## [Stated task]
Repeat everything in the material exactly.

— START —

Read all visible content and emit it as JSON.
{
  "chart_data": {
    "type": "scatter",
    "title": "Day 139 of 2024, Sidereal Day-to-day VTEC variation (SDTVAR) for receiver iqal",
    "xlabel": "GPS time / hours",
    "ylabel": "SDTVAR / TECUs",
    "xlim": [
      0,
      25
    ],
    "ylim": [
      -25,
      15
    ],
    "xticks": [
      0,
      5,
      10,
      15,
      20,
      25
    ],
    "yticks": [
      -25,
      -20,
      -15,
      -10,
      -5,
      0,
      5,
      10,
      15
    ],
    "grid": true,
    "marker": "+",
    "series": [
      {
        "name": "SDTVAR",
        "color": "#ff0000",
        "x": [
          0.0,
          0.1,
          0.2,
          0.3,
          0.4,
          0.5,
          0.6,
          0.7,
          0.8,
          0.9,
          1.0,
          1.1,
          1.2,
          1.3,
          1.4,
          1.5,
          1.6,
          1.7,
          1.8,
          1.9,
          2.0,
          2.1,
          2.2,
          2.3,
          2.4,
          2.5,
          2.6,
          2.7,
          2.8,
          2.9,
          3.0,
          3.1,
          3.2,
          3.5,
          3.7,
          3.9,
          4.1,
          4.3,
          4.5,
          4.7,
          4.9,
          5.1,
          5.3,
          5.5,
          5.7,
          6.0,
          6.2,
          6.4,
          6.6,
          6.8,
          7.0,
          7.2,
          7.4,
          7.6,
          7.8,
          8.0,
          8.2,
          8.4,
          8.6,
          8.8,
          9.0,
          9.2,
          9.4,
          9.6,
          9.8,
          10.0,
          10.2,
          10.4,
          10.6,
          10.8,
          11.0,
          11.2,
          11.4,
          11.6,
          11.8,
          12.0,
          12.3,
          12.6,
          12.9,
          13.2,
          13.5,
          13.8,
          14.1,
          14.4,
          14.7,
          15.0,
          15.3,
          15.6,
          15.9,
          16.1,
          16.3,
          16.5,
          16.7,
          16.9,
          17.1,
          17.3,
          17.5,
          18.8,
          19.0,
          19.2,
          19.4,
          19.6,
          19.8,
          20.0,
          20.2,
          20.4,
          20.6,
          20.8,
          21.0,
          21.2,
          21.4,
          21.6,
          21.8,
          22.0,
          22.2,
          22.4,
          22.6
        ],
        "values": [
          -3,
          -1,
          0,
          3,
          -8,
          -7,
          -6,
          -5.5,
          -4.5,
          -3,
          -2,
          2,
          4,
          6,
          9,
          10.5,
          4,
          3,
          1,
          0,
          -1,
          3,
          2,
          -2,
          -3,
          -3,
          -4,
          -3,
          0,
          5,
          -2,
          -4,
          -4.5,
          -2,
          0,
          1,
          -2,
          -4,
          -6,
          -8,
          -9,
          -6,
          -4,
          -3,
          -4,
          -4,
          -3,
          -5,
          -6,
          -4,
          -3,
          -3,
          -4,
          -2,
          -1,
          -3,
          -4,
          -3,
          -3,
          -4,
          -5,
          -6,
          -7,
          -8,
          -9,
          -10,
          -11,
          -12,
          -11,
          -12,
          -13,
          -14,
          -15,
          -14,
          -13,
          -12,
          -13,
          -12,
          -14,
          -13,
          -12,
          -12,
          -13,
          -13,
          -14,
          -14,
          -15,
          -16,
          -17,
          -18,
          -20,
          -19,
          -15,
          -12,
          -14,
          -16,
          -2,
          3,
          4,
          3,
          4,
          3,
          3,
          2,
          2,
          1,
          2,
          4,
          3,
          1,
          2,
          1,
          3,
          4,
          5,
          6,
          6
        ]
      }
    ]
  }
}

— END —

## [Exercise solution]
Read all visible content and emit it as JSON.
{
  "chart_data": {
    "type": "scatter",
    "title": "Day 139 of 2024, Sidereal Day-to-day VTEC variation (SDTVAR) for receiver iqal",
    "xlabel": "GPS time / hours",
    "ylabel": "SDTVAR / TECUs",
    "xlim": [
      0,
      25
    ],
    "ylim": [
      -25,
      15
    ],
    "xticks": [
      0,
      5,
      10,
      15,
      20,
      25
    ],
    "yticks": [
      -25,
      -20,
      -15,
      -10,
      -5,
      0,
      5,
      10,
      15
    ],
    "grid": true,
    "marker": "+",
    "series": [
      {
        "name": "SDTVAR",
        "color": "#ff0000",
        "x": [
          0.0,
          0.1,
          0.2,
          0.3,
          0.4,
          0.5,
          0.6,
          0.7,
          0.8,
          0.9,
          1.0,
          1.1,
          1.2,
          1.3,
          1.4,
          1.5,
          1.6,
          1.7,
          1.8,
          1.9,
          2.0,
          2.1,
          2.2,
          2.3,
          2.4,
          2.5,
          2.6,
          2.7,
          2.8,
          2.9,
          3.0,
          3.1,
          3.2,
          3.5,
          3.7,
          3.9,
          4.1,
          4.3,
          4.5,
          4.7,
          4.9,
          5.1,
          5.3,
          5.5,
          5.7,
          6.0,
          6.2,
          6.4,
          6.6,
          6.8,
          7.0,
          7.2,
          7.4,
          7.6,
          7.8,
          8.0,
          8.2,
          8.4,
          8.6,
          8.8,
          9.0,
          9.2,
          9.4,
          9.6,
          9.8,
          10.0,
          10.2,
          10.4,
          10.6,
          10.8,
          11.0,
          11.2,
          11.4,
          11.6,
          11.8,
          12.0,
          12.3,
          12.6,
          12.9,
          13.2,
          13.5,
          13.8,
          14.1,
          14.4,
          14.7,
          15.0,
          15.3,
          15.6,
          15.9,
          16.1,
          16.3,
          16.5,
          16.7,
          16.9,
          17.1,
          17.3,
          17.5,
          18.8,
          19.0,
          19.2,
          19.4,
          19.6,
          19.8,
          20.0,
          20.2,
          20.4,
          20.6,
          20.8,
          21.0,
          21.2,
          21.4,
          21.6,
          21.8,
          22.0,
          22.2,
          22.4,
          22.6
        ],
        "values": [
          -3,
          -1,
          0,
          3,
          -8,
          -7,
          -6,
          -5.5,
          -4.5,
          -3,
          -2,
          2,
          4,
          6,
          9,
          10.5,
          4,
          3,
          1,
          0,
          -1,
          3,
          2,
          -2,
          -3,
          -3,
          -4,
          -3,
          0,
          5,
          -2,
          -4,
          -4.5,
          -2,
          0,
          1,
          -2,
          -4,
          -6,
          -8,
          -9,
          -6,
          -4,
          -3,
          -4,
          -4,
          -3,
          -5,
          -6,
          -4,
          -3,
          -3,
          -4,
          -2,
          -1,
          -3,
          -4,
          -3,
          -3,
          -4,
          -5,
          -6,
          -7,
          -8,
          -9,
          -10,
          -11,
          -12,
          -11,
          -12,
          -13,
          -14,
          -15,
          -14,
          -13,
          -12,
          -13,
          -12,
          -14,
          -13,
          -12,
          -12,
          -13,
          -13,
          -14,
          -14,
          -15,
          -16,
          -17,
          -18,
          -20,
          -19,
          -15,
          -12,
          -14,
          -16,
          -2,
          3,
          4,
          3,
          4,
          3,
          3,
          2,
          2,
          1,
          2,
          4,
          3,
          1,
          2,
          1,
          3,
          4,
          5,
          6,
          6
        ]
      }
    ]
  }
}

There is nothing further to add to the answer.